→ **Given data**
--- START ---

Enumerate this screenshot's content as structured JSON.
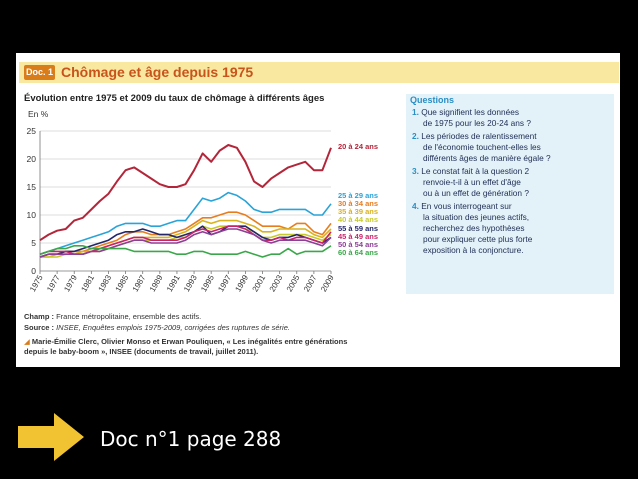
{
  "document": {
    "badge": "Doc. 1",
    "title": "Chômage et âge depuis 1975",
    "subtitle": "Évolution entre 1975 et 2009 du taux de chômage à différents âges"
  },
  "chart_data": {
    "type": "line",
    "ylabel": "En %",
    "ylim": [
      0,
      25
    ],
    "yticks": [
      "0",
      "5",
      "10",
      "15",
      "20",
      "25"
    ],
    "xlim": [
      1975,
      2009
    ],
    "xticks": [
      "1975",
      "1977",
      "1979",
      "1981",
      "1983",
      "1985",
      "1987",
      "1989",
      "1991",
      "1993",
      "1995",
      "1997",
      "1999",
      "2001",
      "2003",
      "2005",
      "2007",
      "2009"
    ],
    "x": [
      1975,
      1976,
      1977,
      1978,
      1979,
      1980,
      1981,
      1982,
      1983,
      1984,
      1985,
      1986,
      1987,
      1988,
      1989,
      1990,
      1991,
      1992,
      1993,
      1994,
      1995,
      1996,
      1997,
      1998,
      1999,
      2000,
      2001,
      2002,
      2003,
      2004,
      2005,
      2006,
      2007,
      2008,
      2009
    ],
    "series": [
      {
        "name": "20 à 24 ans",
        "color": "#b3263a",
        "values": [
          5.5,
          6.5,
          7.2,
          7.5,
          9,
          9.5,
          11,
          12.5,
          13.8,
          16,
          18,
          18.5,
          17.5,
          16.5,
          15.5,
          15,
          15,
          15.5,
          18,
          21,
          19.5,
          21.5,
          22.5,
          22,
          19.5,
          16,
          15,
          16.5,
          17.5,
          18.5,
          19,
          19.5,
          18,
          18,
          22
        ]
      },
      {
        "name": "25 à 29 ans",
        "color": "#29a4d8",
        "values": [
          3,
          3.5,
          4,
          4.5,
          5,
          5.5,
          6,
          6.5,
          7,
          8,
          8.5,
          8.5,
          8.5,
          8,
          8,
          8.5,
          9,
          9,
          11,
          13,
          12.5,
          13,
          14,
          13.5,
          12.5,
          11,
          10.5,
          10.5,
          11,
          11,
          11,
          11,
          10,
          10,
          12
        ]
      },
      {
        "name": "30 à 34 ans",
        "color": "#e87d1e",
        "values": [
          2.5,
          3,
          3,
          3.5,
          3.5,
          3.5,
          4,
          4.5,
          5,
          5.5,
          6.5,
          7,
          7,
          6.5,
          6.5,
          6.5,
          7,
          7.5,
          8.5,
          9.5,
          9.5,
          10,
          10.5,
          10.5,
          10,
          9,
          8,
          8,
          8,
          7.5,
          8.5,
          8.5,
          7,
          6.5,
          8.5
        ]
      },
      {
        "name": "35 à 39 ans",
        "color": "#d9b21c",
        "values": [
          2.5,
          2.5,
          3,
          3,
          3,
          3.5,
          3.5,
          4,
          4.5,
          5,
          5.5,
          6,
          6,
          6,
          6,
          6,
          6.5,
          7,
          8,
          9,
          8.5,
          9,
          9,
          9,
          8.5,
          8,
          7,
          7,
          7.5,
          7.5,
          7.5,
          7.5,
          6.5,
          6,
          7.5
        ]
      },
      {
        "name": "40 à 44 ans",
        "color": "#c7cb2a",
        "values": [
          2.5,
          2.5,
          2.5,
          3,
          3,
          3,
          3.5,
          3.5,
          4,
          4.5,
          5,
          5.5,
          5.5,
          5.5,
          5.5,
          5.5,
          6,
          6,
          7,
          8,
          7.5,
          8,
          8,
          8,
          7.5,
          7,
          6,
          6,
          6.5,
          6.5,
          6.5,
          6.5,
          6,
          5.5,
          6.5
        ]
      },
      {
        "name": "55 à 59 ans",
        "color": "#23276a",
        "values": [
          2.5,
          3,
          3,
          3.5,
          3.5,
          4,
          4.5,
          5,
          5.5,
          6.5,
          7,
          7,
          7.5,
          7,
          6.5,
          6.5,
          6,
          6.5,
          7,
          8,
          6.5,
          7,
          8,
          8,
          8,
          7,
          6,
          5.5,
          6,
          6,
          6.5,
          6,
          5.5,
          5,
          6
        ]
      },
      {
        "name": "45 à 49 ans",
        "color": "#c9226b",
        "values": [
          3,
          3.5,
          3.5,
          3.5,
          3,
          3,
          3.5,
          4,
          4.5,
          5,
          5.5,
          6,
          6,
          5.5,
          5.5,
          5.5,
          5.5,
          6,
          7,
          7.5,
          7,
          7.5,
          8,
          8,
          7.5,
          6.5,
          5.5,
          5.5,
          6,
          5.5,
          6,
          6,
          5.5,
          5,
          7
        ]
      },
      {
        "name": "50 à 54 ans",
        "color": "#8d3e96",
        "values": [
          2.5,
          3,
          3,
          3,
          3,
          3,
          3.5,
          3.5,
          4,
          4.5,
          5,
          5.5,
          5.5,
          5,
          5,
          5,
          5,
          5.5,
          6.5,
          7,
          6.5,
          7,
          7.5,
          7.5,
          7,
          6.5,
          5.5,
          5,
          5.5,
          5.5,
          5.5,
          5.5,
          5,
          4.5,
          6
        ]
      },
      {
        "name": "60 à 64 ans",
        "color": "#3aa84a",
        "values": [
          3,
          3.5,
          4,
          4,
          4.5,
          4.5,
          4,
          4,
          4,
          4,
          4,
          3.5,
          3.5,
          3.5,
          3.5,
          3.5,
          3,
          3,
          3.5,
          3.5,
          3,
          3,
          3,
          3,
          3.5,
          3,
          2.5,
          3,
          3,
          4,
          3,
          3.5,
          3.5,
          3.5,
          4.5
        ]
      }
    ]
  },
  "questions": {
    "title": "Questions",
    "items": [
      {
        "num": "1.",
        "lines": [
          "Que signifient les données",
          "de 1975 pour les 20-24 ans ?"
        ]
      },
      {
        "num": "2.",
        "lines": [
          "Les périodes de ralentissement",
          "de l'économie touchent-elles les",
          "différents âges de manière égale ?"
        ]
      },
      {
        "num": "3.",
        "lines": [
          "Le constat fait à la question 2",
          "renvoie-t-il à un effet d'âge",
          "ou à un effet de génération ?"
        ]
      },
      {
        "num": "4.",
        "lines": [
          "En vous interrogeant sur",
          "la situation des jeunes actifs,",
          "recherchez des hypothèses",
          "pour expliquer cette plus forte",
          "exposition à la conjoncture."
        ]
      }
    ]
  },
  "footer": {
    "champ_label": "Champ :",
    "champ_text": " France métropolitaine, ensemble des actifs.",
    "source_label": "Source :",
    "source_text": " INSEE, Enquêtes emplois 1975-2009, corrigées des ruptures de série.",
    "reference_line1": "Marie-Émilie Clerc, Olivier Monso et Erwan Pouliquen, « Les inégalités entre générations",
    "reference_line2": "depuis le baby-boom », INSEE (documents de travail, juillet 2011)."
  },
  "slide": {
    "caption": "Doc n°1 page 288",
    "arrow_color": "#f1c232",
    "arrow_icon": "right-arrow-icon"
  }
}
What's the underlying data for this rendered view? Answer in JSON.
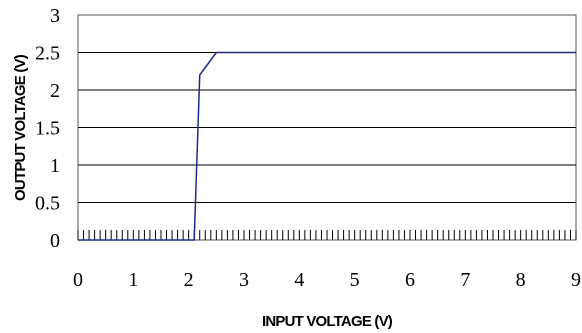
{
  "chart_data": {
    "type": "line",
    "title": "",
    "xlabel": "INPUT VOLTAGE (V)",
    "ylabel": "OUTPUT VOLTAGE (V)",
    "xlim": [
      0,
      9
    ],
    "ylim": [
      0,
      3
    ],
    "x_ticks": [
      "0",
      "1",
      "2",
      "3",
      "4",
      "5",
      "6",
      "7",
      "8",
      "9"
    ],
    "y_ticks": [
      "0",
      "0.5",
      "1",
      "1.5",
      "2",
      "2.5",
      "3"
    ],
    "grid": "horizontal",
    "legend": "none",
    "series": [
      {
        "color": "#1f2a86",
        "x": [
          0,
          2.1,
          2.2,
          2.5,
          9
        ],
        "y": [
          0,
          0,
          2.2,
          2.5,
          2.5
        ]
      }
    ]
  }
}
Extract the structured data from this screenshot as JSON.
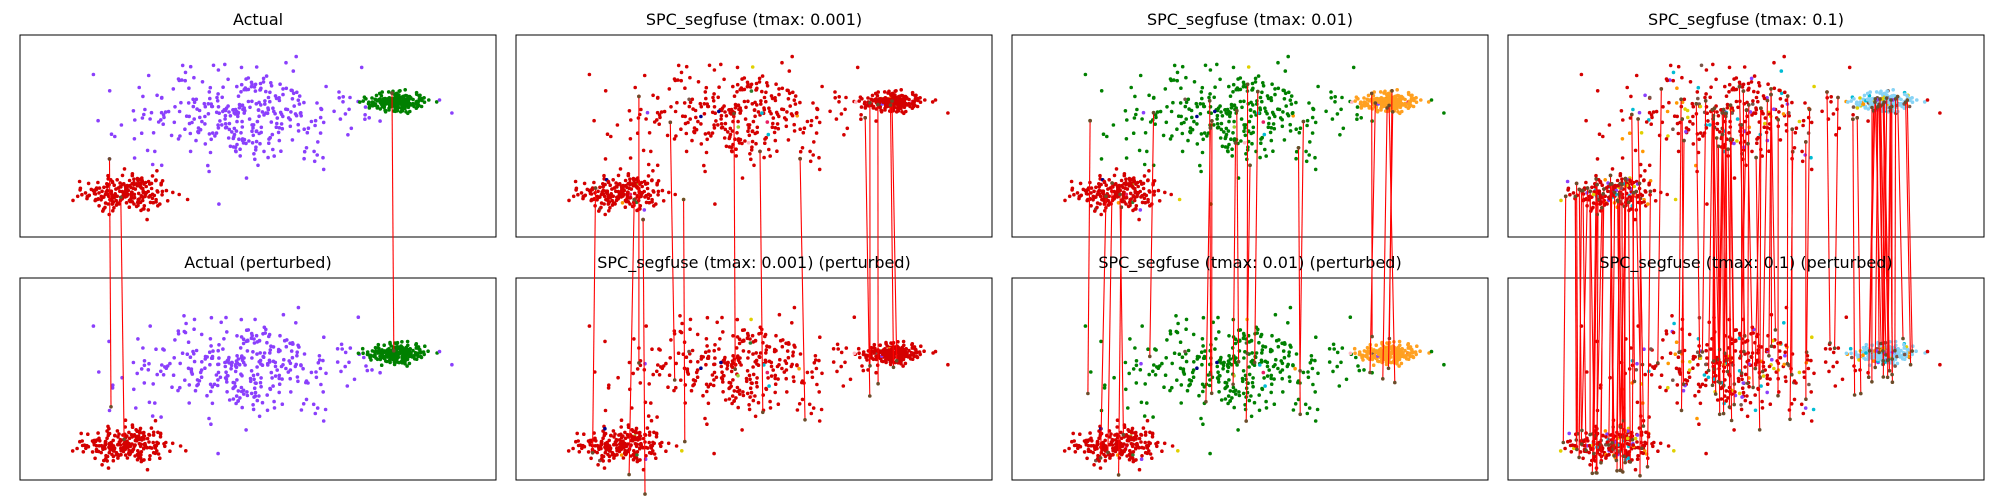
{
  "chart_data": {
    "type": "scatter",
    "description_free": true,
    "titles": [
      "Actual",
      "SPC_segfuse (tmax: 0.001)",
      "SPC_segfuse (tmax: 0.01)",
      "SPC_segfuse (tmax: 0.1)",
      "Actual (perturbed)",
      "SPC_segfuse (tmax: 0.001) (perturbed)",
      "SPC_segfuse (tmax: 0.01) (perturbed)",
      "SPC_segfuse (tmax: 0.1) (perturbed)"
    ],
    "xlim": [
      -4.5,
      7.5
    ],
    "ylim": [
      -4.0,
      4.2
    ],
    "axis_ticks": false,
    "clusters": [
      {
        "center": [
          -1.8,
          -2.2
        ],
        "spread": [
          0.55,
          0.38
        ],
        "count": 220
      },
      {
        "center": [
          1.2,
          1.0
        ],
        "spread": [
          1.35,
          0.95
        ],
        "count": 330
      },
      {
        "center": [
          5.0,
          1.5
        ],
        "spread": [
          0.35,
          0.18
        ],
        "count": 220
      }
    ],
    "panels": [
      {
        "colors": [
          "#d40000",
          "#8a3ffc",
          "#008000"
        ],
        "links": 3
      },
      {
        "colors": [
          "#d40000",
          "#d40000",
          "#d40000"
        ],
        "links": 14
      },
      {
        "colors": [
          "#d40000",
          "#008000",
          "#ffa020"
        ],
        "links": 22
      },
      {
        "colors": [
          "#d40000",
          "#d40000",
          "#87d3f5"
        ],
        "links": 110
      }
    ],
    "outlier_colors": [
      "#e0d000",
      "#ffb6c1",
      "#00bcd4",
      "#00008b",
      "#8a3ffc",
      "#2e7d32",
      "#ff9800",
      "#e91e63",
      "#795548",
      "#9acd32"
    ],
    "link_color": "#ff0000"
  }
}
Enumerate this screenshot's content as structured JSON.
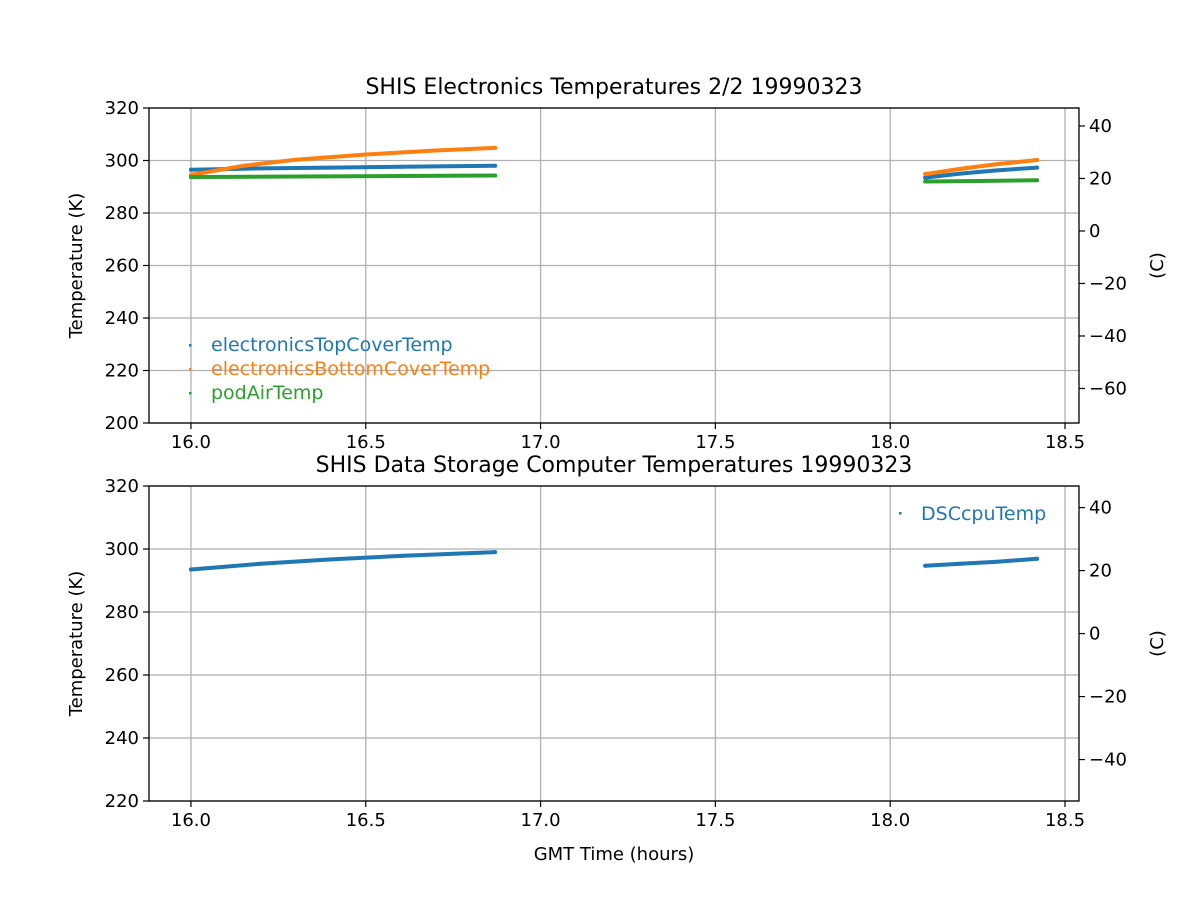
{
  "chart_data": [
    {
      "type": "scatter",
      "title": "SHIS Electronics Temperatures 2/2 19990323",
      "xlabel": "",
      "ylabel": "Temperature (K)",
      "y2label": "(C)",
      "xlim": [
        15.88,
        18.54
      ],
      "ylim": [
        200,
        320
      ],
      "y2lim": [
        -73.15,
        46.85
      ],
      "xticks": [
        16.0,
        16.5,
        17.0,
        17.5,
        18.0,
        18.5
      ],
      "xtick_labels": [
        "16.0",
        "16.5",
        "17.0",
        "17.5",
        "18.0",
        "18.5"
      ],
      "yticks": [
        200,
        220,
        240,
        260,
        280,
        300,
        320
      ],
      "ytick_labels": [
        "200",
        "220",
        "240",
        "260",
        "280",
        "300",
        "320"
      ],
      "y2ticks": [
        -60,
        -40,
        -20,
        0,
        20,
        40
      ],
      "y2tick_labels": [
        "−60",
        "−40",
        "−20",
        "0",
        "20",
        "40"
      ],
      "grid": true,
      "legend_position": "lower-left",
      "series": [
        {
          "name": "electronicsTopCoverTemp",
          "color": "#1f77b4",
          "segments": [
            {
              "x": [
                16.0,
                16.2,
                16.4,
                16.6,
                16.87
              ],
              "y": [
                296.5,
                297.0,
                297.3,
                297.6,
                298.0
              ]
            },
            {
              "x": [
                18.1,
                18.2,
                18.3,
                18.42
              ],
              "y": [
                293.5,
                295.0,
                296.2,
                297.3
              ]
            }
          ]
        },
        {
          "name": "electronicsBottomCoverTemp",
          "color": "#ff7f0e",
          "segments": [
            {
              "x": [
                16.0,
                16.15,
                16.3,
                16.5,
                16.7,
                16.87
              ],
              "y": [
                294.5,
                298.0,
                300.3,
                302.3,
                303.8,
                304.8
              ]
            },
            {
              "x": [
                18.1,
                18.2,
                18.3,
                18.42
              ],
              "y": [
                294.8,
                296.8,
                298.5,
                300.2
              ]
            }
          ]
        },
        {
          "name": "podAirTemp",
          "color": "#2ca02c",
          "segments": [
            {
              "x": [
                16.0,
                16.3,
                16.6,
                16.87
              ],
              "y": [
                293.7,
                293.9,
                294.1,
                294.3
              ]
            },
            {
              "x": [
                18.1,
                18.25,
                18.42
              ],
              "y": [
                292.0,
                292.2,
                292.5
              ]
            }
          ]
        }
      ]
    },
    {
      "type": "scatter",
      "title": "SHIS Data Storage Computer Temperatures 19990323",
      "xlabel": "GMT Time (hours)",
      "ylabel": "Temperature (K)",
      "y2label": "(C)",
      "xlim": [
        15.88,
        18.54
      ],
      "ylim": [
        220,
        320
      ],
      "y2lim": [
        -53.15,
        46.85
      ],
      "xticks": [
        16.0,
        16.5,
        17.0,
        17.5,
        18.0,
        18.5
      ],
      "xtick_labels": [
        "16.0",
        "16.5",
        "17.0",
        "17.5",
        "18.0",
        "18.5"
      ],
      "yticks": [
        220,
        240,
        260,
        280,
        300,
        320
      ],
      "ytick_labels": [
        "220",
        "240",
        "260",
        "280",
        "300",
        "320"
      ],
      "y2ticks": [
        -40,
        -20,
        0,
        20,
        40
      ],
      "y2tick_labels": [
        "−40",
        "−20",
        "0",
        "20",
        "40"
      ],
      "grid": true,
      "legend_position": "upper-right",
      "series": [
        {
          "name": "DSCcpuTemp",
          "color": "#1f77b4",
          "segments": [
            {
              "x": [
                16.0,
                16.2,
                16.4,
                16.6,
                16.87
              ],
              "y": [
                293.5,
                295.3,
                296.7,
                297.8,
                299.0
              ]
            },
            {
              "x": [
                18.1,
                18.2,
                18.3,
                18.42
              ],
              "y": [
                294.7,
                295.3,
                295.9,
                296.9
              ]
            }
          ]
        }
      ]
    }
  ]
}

--- END ---

→ **Task**
Reply with one number: the count of lines in the entries that include the word "xlabel".

→ **Answer below**
3